> _Exercise task 1_
Copy the email excerpt word for word from "From: Stephen Cranefield" to "that has identity.".
> _Exercise task 2_
Turn the records into a numbered list, from their first line through the line with "mistake-card-too-little: ZU WENIG", skipping any blank lines.

> _Selected passage_
From: Stephen Cranefield <scranefield@infoscience.otago.ac.nz>
Date: 10 Sep 2002 10:14:01 +1200
To: uri@w3.org, rest-discuss@yahoogroups.com
Cc: Miles Sabin <miles@milessabin.com>
Message-ID: <uk7lu3j6e.fsf@infoscience.otago.ac.nz>

Miles Sabin <miles@milessabin.com> wrote:
> At issue is the first sentence of the informal definition of resource in 
> RFC 2396 1.1,
>   A resource can be anything that has identity.

> _Exercise materials_
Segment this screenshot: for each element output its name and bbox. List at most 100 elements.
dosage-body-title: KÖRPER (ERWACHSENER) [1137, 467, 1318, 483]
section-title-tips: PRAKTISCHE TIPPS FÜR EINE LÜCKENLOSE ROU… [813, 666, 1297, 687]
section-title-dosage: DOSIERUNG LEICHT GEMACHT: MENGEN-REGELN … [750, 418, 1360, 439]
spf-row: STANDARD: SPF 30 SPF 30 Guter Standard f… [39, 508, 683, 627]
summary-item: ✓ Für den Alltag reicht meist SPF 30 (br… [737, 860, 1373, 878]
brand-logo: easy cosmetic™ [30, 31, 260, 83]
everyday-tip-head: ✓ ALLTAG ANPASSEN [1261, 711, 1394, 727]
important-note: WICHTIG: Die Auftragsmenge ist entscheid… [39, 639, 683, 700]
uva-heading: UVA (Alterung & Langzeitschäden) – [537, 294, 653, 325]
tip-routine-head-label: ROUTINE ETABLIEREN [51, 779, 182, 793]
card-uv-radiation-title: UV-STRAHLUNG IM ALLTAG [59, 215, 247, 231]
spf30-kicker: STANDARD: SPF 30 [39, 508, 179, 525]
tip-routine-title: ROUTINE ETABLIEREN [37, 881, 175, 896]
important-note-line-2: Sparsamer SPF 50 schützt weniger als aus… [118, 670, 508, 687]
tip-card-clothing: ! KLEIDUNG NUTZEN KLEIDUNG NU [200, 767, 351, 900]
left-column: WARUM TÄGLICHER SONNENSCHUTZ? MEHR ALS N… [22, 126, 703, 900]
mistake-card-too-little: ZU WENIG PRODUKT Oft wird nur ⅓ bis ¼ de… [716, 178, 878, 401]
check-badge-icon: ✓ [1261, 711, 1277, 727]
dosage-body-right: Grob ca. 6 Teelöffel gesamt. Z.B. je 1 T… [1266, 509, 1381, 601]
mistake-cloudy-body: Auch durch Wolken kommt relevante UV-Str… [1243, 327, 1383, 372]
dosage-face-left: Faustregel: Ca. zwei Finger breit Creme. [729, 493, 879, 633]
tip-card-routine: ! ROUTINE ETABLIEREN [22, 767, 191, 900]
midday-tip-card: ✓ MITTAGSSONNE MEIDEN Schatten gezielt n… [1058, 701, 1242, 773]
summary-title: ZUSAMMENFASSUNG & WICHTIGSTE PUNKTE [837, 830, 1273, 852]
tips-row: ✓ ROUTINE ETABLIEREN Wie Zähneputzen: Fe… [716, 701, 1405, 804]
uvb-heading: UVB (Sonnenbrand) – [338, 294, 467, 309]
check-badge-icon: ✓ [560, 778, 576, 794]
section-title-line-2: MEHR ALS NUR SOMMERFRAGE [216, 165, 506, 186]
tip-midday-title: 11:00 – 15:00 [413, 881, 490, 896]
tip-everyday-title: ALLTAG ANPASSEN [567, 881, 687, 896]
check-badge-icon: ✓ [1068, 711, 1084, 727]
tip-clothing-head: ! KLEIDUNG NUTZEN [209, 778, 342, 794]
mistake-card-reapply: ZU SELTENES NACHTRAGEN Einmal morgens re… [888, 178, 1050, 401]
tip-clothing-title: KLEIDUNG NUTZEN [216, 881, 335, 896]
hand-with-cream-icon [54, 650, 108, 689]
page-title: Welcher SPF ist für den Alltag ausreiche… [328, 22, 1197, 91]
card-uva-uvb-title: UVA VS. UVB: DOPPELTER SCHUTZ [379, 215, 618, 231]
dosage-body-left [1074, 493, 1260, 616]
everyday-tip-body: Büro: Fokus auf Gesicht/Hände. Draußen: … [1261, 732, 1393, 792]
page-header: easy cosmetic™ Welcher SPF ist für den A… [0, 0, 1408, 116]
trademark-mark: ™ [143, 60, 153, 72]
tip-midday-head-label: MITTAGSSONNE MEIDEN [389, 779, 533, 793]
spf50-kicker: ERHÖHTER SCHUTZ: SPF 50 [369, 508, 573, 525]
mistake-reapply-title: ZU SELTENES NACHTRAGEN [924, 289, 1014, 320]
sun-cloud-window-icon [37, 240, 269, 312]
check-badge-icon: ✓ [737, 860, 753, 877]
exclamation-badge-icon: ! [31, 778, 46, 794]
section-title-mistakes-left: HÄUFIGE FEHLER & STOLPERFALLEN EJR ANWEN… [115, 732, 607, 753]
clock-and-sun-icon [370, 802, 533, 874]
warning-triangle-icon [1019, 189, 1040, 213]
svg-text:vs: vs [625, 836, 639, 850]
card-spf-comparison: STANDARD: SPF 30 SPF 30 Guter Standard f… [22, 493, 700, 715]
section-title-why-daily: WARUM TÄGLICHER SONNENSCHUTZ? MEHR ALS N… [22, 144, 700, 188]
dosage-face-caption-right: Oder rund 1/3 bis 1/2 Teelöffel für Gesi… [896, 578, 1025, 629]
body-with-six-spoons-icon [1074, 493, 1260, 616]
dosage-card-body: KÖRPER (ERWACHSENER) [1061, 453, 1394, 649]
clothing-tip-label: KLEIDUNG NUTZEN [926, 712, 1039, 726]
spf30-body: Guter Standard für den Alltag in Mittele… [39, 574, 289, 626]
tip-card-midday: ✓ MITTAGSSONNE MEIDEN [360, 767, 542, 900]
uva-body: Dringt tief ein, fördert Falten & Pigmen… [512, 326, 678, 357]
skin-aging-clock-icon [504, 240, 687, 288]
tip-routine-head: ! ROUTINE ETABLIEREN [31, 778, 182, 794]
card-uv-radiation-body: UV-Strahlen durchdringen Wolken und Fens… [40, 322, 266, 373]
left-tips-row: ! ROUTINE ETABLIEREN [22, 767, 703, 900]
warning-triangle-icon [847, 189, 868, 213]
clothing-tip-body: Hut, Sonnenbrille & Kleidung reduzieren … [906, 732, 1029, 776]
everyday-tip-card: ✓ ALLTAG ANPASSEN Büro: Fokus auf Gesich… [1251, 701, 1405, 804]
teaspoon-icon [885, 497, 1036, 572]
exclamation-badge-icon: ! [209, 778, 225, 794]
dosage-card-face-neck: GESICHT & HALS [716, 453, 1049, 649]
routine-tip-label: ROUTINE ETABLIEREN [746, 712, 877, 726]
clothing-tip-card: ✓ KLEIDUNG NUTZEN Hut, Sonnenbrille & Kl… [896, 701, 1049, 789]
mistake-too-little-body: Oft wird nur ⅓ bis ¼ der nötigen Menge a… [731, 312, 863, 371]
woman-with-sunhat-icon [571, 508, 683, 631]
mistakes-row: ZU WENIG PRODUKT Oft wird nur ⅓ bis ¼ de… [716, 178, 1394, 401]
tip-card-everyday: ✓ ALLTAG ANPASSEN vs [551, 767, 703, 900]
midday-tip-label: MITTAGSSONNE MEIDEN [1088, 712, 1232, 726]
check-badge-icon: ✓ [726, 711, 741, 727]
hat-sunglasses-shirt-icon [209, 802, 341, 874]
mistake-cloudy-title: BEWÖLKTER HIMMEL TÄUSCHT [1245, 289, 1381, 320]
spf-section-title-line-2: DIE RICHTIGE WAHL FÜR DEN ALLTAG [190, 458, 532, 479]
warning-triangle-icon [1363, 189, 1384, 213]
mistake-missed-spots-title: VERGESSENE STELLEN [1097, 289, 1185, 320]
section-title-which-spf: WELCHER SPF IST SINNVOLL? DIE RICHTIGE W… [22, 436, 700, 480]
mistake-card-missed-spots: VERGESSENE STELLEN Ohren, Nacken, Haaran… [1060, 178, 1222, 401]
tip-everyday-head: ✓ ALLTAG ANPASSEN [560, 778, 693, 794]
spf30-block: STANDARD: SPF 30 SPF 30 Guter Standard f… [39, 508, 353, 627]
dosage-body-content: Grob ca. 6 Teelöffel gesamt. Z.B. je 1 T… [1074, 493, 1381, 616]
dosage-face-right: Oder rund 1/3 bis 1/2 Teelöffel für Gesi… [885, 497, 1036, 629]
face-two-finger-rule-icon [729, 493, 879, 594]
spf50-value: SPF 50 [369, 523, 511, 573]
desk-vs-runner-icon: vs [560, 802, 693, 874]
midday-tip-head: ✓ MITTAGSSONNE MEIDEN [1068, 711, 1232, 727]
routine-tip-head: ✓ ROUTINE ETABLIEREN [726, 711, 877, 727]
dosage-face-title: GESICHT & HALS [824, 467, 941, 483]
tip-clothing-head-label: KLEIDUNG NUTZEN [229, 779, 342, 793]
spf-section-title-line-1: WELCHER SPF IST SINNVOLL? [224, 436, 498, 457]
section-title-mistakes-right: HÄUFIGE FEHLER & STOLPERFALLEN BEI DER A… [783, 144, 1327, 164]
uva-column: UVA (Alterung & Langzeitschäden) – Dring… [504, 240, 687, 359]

> _Task output 1_
From: Stephen Cranefield <scranefield@infoscience.otago.ac.nz>
Date: 10 Sep 2002 10:14:01 +1200
To: uri@w3.org, rest-discuss@yahoogroups.com
Cc: Miles Sabin <miles@milessabin.com>
Message-ID: <uk7lu3j6e.fsf@infoscience.otago.ac.nz>

Miles Sabin <miles@milessabin.com> wrote:
> At issue is the first sentence of the informal definition of resource in 
> RFC 2396 1.1,
>   A resource can be anything that has identity.

> _Task output 2_
1. Segment this screenshot: for each element output its name and bbox. List at most 100 elements.
2. dosage-body-title: KÖRPER (ERWACHSENER) [1137, 467, 1318, 483]
3. section-title-tips: PRAKTISCHE TIPPS FÜR EINE LÜCKENLOSE ROU… [813, 666, 1297, 687]
4. section-title-dosage: DOSIERUNG LEICHT GEMACHT: MENGEN-REGELN … [750, 418, 1360, 439]
5. spf-row: STANDARD: SPF 30 SPF 30 Guter Standard f… [39, 508, 683, 627]
6. summary-item: ✓ Für den Alltag reicht meist SPF 30 (br… [737, 860, 1373, 878]
7. brand-logo: easy cosmetic™ [30, 31, 260, 83]
8. everyday-tip-head: ✓ ALLTAG ANPASSEN [1261, 711, 1394, 727]
9. important-note: WICHTIG: Die Auftragsmenge ist entscheid… [39, 639, 683, 700]
10. uva-heading: UVA (Alterung & Langzeitschäden) – [537, 294, 653, 325]
11. tip-routine-head-label: ROUTINE ETABLIEREN [51, 779, 182, 793]
12. card-uv-radiation-title: UV-STRAHLUNG IM ALLTAG [59, 215, 247, 231]
13. spf30-kicker: STANDARD: SPF 30 [39, 508, 179, 525]
14. tip-routine-title: ROUTINE ETABLIEREN [37, 881, 175, 896]
15. important-note-line-2: Sparsamer SPF 50 schützt weniger als aus… [118, 670, 508, 687]
16. tip-card-clothing: ! KLEIDUNG NUTZEN KLEIDUNG NU [200, 767, 351, 900]
17. left-column: WARUM TÄGLICHER SONNENSCHUTZ? MEHR ALS N… [22, 126, 703, 900]
18. mistake-card-too-little: ZU WENIG PRODUKT Oft wird nur ⅓ bis ¼ de… [716, 178, 878, 401]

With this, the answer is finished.